Pictures aside, write out every record exactly as it appears.

○ ○ ○ ○ ○ ○ ○

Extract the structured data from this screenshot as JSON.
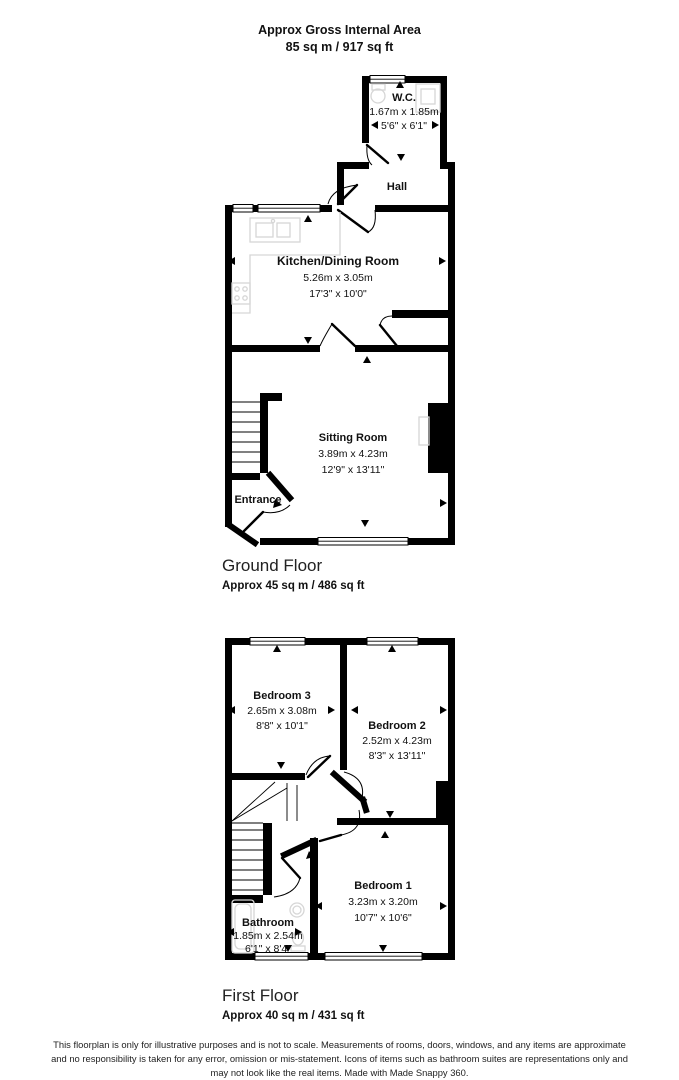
{
  "header": {
    "line1": "Approx Gross Internal Area",
    "line2": "85 sq m / 917 sq ft"
  },
  "ground_floor": {
    "label": "Ground Floor",
    "area": "Approx 45 sq m / 486 sq ft",
    "rooms": [
      {
        "name": "W.C.",
        "metric": "1.67m x 1.85m",
        "imperial": "5'6\" x 6'1\""
      },
      {
        "name": "Hall"
      },
      {
        "name": "Kitchen/Dining Room",
        "metric": "5.26m x 3.05m",
        "imperial": "17'3\" x 10'0\""
      },
      {
        "name": "Sitting Room",
        "metric": "3.89m x 4.23m",
        "imperial": "12'9\" x 13'11\""
      },
      {
        "name": "Entrance"
      }
    ]
  },
  "first_floor": {
    "label": "First Floor",
    "area": "Approx 40 sq m / 431 sq ft",
    "rooms": [
      {
        "name": "Bedroom 3",
        "metric": "2.65m x 3.08m",
        "imperial": "8'8\" x 10'1\""
      },
      {
        "name": "Bedroom 2",
        "metric": "2.52m x 4.23m",
        "imperial": "8'3\" x 13'11\""
      },
      {
        "name": "Bedroom 1",
        "metric": "3.23m x 3.20m",
        "imperial": "10'7\" x 10'6\""
      },
      {
        "name": "Bathroom",
        "metric": "1.85m x 2.54m",
        "imperial": "6'1\" x 8'4\""
      }
    ]
  },
  "disclaimer": "This floorplan is only for illustrative purposes and is not to scale. Measurements of rooms, doors, windows, and any items are approximate and no responsibility is taken for any error, omission or mis-statement. Icons of items such as bathroom suites are representations only and may not look like the real items. Made with Made Snappy 360.",
  "colors": {
    "wall": "#000000",
    "fixture": "#d6d6d6",
    "text": "#1a1a1a"
  }
}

○ ○ ○ ○ ○ ○ ○

» Solution to the problem
Extract the structured data from this screenshot as JSON.
{
  "header": {
    "line1": "Approx Gross Internal Area",
    "line2": "85 sq m / 917 sq ft"
  },
  "ground_floor": {
    "label": "Ground Floor",
    "area": "Approx 45 sq m / 486 sq ft",
    "rooms": [
      {
        "name": "W.C.",
        "metric": "1.67m x 1.85m",
        "imperial": "5'6\" x 6'1\""
      },
      {
        "name": "Hall"
      },
      {
        "name": "Kitchen/Dining Room",
        "metric": "5.26m x 3.05m",
        "imperial": "17'3\" x 10'0\""
      },
      {
        "name": "Sitting Room",
        "metric": "3.89m x 4.23m",
        "imperial": "12'9\" x 13'11\""
      },
      {
        "name": "Entrance"
      }
    ]
  },
  "first_floor": {
    "label": "First Floor",
    "area": "Approx 40 sq m / 431 sq ft",
    "rooms": [
      {
        "name": "Bedroom 3",
        "metric": "2.65m x 3.08m",
        "imperial": "8'8\" x 10'1\""
      },
      {
        "name": "Bedroom 2",
        "metric": "2.52m x 4.23m",
        "imperial": "8'3\" x 13'11\""
      },
      {
        "name": "Bedroom 1",
        "metric": "3.23m x 3.20m",
        "imperial": "10'7\" x 10'6\""
      },
      {
        "name": "Bathroom",
        "metric": "1.85m x 2.54m",
        "imperial": "6'1\" x 8'4\""
      }
    ]
  },
  "disclaimer": "This floorplan is only for illustrative purposes and is not to scale. Measurements of rooms, doors, windows, and any items are approximate and no responsibility is taken for any error, omission or mis-statement. Icons of items such as bathroom suites are representations only and may not look like the real items. Made with Made Snappy 360.",
  "colors": {
    "wall": "#000000",
    "fixture": "#d6d6d6",
    "text": "#1a1a1a"
  }
}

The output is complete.